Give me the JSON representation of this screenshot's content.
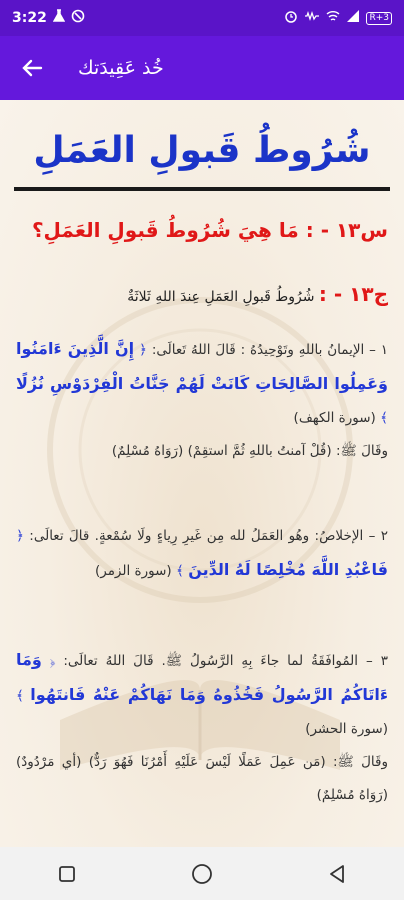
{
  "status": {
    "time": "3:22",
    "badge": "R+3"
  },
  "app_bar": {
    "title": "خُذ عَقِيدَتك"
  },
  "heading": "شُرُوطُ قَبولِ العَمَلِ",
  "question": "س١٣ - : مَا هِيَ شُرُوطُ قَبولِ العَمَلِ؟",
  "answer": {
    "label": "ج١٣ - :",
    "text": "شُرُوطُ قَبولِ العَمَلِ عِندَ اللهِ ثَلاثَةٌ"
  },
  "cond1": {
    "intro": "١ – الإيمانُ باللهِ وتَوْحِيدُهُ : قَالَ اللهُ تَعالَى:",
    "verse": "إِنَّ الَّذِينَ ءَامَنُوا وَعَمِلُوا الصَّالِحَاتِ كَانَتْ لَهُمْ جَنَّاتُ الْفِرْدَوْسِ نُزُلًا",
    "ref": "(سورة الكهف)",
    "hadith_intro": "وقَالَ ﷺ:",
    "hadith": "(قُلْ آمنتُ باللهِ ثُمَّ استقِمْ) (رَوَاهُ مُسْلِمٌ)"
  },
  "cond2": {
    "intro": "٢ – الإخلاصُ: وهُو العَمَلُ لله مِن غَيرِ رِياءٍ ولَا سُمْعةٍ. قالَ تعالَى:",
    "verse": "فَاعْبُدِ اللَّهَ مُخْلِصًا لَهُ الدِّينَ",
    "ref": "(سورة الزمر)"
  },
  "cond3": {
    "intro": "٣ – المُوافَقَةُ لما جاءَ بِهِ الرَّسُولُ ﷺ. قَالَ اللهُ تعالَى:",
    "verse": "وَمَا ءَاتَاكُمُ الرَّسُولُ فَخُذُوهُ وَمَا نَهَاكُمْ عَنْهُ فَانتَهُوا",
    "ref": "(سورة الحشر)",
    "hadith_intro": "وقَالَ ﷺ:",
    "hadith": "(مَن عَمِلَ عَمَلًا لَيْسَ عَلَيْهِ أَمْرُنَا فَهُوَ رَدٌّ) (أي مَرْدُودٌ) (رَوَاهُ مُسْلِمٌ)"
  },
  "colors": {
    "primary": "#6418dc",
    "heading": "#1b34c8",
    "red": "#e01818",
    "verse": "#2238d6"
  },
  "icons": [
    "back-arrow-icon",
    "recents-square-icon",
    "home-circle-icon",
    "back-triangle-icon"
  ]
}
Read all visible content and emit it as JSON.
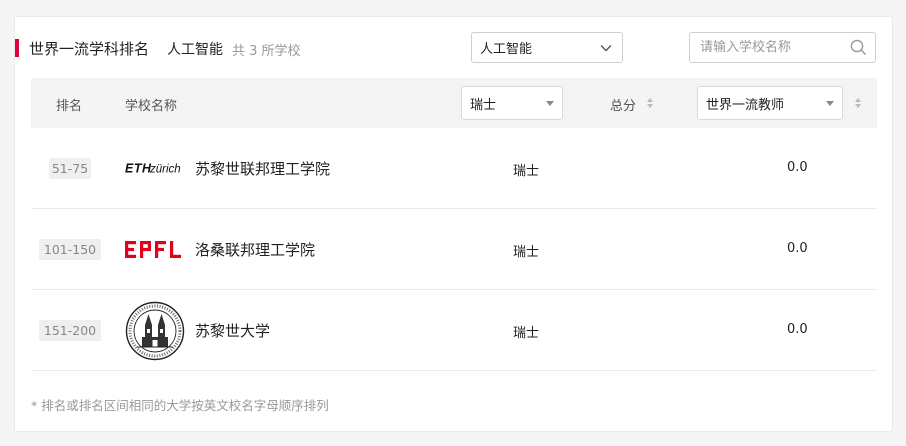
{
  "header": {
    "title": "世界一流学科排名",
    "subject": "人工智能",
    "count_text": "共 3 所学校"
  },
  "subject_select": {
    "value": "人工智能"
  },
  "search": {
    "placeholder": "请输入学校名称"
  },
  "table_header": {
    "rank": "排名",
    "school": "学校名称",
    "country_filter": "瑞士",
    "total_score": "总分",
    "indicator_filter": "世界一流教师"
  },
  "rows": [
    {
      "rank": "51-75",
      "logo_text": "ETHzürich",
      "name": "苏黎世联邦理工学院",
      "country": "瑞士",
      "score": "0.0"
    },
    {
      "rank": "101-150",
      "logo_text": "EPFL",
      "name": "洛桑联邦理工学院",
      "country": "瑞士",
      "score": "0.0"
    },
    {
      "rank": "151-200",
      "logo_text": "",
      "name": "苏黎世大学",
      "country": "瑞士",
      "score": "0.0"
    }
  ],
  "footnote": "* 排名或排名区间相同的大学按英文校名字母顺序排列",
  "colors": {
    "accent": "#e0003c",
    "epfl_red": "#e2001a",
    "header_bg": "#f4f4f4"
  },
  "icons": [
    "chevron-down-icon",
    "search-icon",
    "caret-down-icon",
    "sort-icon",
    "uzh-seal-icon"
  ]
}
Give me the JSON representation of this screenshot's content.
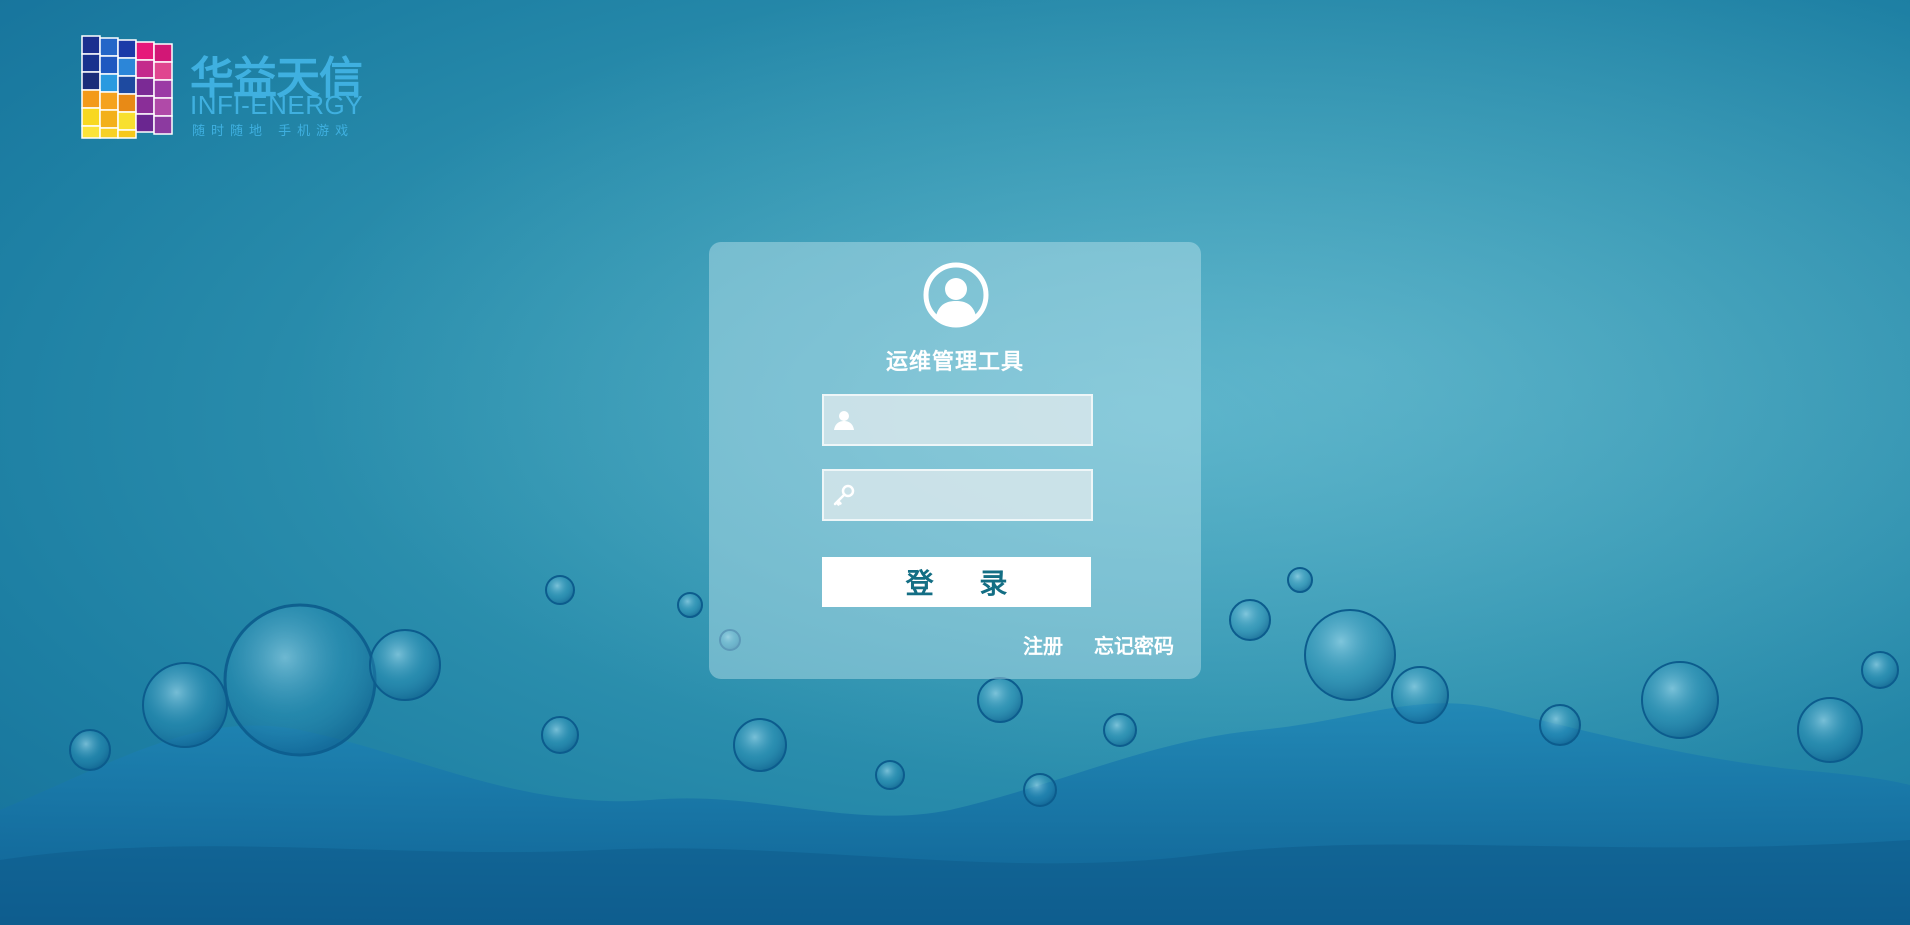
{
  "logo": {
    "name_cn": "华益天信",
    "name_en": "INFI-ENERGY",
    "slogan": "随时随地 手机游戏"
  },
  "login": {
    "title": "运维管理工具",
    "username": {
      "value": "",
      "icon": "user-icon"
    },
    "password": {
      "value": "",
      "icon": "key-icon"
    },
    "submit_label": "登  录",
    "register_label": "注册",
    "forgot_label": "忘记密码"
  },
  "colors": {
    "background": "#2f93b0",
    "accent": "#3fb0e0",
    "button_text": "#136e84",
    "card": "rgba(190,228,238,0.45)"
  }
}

****************************************

_Goal_. Report the number of lines above containing the word "verse", with no other text.

_Full output_. 4